**Work instructions:** Reproduce the data from its first line through the line containing "438, 2012, 468]", substituting "browser-account-chip" for "browser-profile-chip" and leaving everything else unchanged.

**Provided data:**

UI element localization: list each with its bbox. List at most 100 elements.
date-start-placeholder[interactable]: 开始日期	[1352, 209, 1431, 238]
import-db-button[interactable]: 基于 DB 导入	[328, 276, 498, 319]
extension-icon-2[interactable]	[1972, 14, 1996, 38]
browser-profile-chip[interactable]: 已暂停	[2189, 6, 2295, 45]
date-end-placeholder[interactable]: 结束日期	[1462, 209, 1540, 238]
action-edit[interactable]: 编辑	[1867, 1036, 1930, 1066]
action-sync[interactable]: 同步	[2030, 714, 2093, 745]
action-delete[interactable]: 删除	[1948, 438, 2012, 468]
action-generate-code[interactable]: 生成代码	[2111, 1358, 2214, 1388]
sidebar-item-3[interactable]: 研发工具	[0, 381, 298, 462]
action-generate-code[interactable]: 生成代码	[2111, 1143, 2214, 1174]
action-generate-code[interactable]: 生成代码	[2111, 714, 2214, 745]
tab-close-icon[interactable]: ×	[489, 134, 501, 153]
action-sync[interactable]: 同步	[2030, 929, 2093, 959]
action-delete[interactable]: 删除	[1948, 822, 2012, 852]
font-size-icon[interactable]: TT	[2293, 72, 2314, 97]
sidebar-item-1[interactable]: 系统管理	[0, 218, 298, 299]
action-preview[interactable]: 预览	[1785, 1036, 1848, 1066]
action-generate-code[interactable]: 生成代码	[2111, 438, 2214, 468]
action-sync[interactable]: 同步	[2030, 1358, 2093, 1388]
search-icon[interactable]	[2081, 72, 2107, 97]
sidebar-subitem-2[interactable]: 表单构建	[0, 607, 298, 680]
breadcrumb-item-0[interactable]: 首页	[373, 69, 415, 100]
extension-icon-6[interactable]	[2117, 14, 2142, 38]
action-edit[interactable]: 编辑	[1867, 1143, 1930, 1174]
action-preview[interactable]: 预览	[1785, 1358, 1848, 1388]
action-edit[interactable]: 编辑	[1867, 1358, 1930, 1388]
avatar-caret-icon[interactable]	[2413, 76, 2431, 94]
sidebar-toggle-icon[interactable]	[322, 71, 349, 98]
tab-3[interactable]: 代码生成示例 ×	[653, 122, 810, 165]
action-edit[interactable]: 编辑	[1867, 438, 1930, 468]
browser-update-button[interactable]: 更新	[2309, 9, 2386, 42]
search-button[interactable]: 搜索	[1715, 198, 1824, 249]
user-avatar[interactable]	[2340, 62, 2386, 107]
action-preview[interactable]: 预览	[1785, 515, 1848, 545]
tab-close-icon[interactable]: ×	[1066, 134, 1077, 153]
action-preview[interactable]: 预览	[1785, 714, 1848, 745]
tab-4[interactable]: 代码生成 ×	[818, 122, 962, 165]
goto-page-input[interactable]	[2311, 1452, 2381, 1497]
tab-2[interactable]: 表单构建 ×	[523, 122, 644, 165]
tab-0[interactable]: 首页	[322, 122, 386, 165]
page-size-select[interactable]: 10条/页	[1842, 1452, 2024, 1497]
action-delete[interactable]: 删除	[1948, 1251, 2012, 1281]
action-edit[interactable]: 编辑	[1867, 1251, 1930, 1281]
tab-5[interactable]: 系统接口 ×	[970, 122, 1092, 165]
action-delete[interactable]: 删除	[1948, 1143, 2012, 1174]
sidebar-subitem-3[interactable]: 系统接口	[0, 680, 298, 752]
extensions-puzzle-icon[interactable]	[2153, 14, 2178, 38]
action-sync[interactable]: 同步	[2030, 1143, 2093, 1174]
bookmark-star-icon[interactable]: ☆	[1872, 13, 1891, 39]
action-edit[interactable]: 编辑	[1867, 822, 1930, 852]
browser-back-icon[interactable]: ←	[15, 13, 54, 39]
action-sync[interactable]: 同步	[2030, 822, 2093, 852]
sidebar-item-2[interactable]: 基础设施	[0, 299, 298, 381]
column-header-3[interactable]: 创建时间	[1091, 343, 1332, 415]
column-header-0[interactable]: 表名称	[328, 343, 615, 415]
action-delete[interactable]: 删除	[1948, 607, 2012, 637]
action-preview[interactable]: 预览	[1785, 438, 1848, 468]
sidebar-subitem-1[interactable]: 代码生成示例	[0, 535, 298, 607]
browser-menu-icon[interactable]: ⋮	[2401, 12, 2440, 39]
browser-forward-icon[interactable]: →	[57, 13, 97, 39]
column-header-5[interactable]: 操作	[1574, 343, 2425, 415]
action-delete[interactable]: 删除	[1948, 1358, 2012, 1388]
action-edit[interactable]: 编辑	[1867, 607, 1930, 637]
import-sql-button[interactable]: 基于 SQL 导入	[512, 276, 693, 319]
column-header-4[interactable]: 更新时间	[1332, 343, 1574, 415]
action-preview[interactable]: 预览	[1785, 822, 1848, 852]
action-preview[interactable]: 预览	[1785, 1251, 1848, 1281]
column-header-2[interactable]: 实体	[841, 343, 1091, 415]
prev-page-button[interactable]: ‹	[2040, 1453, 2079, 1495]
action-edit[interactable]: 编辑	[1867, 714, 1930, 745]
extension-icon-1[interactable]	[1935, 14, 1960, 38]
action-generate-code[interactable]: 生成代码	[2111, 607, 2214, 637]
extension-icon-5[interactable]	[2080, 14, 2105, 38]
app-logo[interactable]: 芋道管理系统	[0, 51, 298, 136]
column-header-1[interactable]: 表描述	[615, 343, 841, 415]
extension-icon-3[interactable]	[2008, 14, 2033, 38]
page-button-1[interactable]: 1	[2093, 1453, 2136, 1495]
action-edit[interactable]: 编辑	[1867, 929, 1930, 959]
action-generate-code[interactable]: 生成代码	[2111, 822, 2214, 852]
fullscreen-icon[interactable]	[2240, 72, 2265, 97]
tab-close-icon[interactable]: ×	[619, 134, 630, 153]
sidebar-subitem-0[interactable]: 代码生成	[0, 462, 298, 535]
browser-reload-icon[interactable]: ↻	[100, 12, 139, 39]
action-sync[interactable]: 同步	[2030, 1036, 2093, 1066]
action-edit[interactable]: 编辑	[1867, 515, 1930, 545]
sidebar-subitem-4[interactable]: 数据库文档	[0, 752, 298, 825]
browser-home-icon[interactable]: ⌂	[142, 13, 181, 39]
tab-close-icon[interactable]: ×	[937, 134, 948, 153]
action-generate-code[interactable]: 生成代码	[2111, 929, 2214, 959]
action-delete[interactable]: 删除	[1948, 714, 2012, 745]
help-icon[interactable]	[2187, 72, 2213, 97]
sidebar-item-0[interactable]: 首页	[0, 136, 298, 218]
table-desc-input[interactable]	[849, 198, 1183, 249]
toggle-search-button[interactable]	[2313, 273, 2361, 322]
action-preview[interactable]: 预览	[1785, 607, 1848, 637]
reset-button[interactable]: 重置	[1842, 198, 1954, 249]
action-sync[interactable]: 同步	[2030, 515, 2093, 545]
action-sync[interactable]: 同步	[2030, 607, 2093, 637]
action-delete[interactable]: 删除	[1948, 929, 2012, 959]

**The answer:**
UI element localization: list each with its bbox. List at most 100 elements.
date-start-placeholder[interactable]: 开始日期	[1352, 209, 1431, 238]
import-db-button[interactable]: 基于 DB 导入	[328, 276, 498, 319]
extension-icon-2[interactable]	[1972, 14, 1996, 38]
browser-account-chip[interactable]: 已暂停	[2189, 6, 2295, 45]
date-end-placeholder[interactable]: 结束日期	[1462, 209, 1540, 238]
action-edit[interactable]: 编辑	[1867, 1036, 1930, 1066]
action-sync[interactable]: 同步	[2030, 714, 2093, 745]
action-delete[interactable]: 删除	[1948, 438, 2012, 468]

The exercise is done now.